[SET EXERCISE]: For each line below that includes the word "Rate", make a copy.

Figure dataset records
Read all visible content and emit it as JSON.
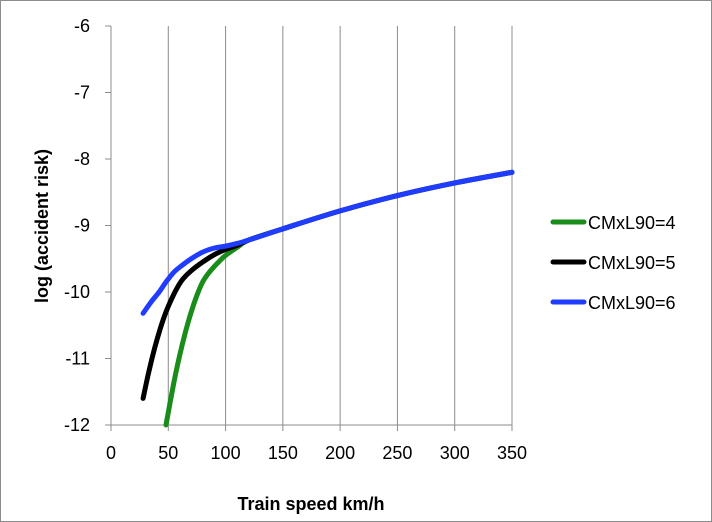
{
  "chart_data": {
    "type": "line",
    "title": "",
    "xlabel": "Train speed km/h",
    "ylabel": "log (accident risk)",
    "xlim": [
      0,
      350
    ],
    "ylim": [
      -12,
      -6
    ],
    "xticks": [
      0,
      50,
      100,
      150,
      200,
      250,
      300,
      350
    ],
    "yticks": [
      -12,
      -11,
      -10,
      -9,
      -8,
      -7,
      -6
    ],
    "x_tick_labels": [
      "0",
      "50",
      "100",
      "150",
      "200",
      "250",
      "300",
      "350"
    ],
    "y_tick_labels": [
      "-12",
      "-11",
      "-10",
      "-9",
      "-8",
      "-7",
      "-6"
    ],
    "grid": "vertical",
    "legend_position": "right",
    "series": [
      {
        "name": "CMxL90=4",
        "color": "#1a8c1a",
        "x": [
          48,
          55,
          60,
          65,
          70,
          75,
          80,
          85,
          90,
          95,
          100,
          110,
          120,
          150,
          200,
          250,
          300,
          350
        ],
        "y": [
          -12.0,
          -11.35,
          -10.95,
          -10.6,
          -10.3,
          -10.05,
          -9.85,
          -9.72,
          -9.62,
          -9.53,
          -9.45,
          -9.33,
          -9.22,
          -9.05,
          -8.78,
          -8.55,
          -8.36,
          -8.2
        ]
      },
      {
        "name": "CMxL90=5",
        "color": "#000000",
        "x": [
          28,
          33,
          38,
          43,
          48,
          53,
          58,
          63,
          70,
          80,
          90,
          100,
          110,
          120,
          150,
          200,
          250,
          300,
          350
        ],
        "y": [
          -11.6,
          -11.2,
          -10.85,
          -10.55,
          -10.3,
          -10.1,
          -9.93,
          -9.8,
          -9.68,
          -9.55,
          -9.44,
          -9.36,
          -9.3,
          -9.22,
          -9.05,
          -8.78,
          -8.55,
          -8.36,
          -8.2
        ]
      },
      {
        "name": "CMxL90=6",
        "color": "#1f3cff",
        "x": [
          28,
          35,
          42,
          48,
          55,
          62,
          70,
          80,
          90,
          100,
          110,
          120,
          150,
          200,
          250,
          300,
          350
        ],
        "y": [
          -10.32,
          -10.15,
          -10.0,
          -9.85,
          -9.7,
          -9.6,
          -9.5,
          -9.4,
          -9.34,
          -9.31,
          -9.27,
          -9.22,
          -9.05,
          -8.78,
          -8.55,
          -8.36,
          -8.2
        ]
      }
    ]
  }
}
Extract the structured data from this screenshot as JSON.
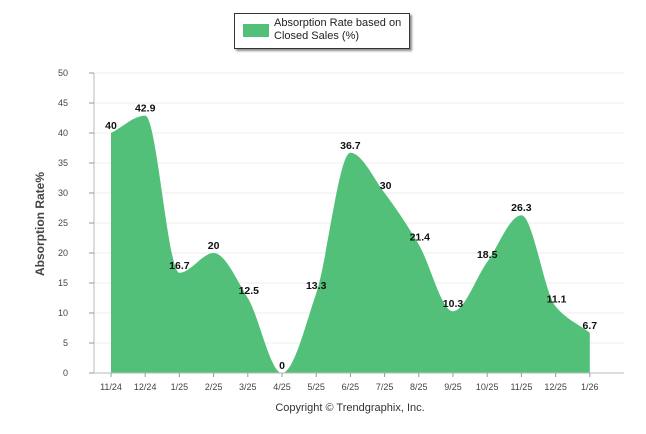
{
  "chart_data": {
    "type": "area",
    "title": "",
    "xlabel": "",
    "ylabel": "Absorption Rate%",
    "ylim": [
      0,
      50
    ],
    "yticks": [
      0,
      5,
      10,
      15,
      20,
      25,
      30,
      35,
      40,
      45,
      50
    ],
    "categories": [
      "11/24",
      "12/24",
      "1/25",
      "2/25",
      "3/25",
      "4/25",
      "5/25",
      "6/25",
      "7/25",
      "8/25",
      "9/25",
      "10/25",
      "11/25",
      "12/25",
      "1/26"
    ],
    "series": [
      {
        "name": "Absorption Rate based on Closed Sales (%)",
        "values": [
          40,
          42.9,
          16.7,
          20,
          12.5,
          0,
          13.3,
          36.7,
          30,
          21.4,
          10.3,
          18.5,
          26.3,
          11.1,
          6.7
        ],
        "labels": [
          "40",
          "42.9",
          "16.7",
          "20",
          "12.5",
          "0",
          "13.3",
          "36.7",
          "30",
          "21.4",
          "10.3",
          "18.5",
          "26.3",
          "11.1",
          "6.7"
        ],
        "color": "#53c07a"
      }
    ],
    "legend": {
      "position": "top-center"
    },
    "grid": true
  },
  "footer": {
    "copyright": "Copyright © Trendgraphix, Inc."
  }
}
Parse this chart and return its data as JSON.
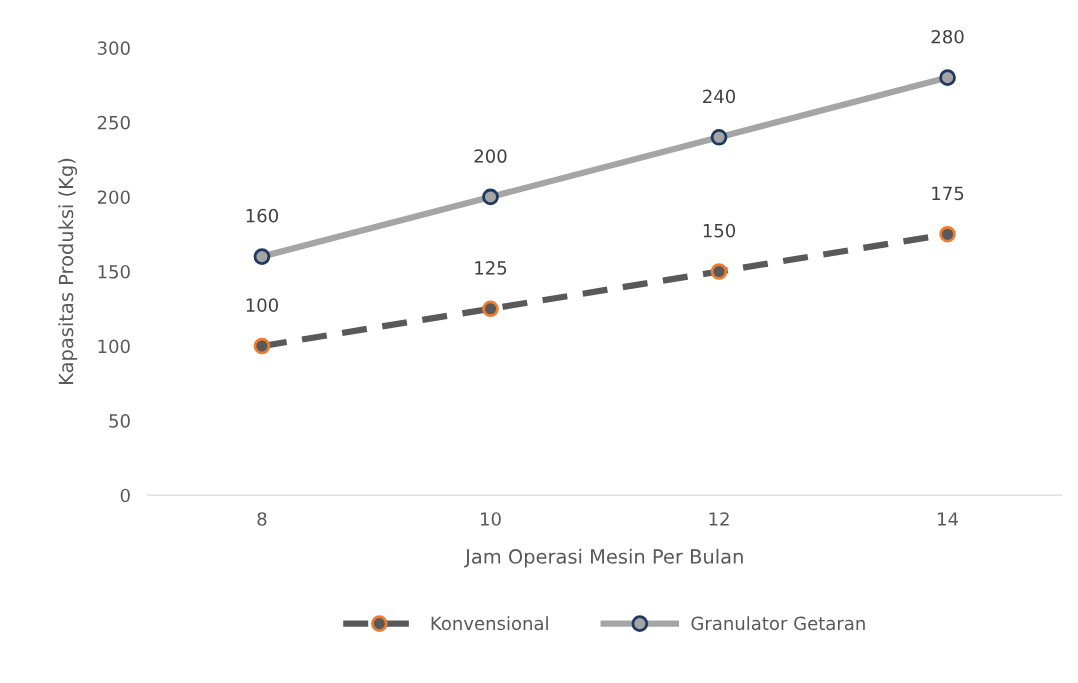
{
  "chart_data": {
    "type": "line",
    "xlabel": "Jam Operasi Mesin Per Bulan",
    "ylabel": "Kapasitas Produksi (Kg)",
    "categories": [
      "8",
      "10",
      "12",
      "14"
    ],
    "series": [
      {
        "name": "Konvensional",
        "color": "#595959",
        "line_style": "dashed",
        "values": [
          100,
          125,
          150,
          175
        ]
      },
      {
        "name": "Granulator Getaran",
        "color": "#a5a5a5",
        "line_style": "solid",
        "values": [
          160,
          200,
          240,
          280
        ]
      }
    ],
    "ylim": [
      0,
      300
    ],
    "yticks": [
      0,
      50,
      100,
      150,
      200,
      250,
      300
    ],
    "grid": false,
    "legend": "bottom",
    "marker": "circle",
    "data_labels": true
  }
}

[EXPECTED ANSWER]:
    "ylabel": "Absorption Rate%",
        "name": "Absorption Rate based on Closed Sales (%)",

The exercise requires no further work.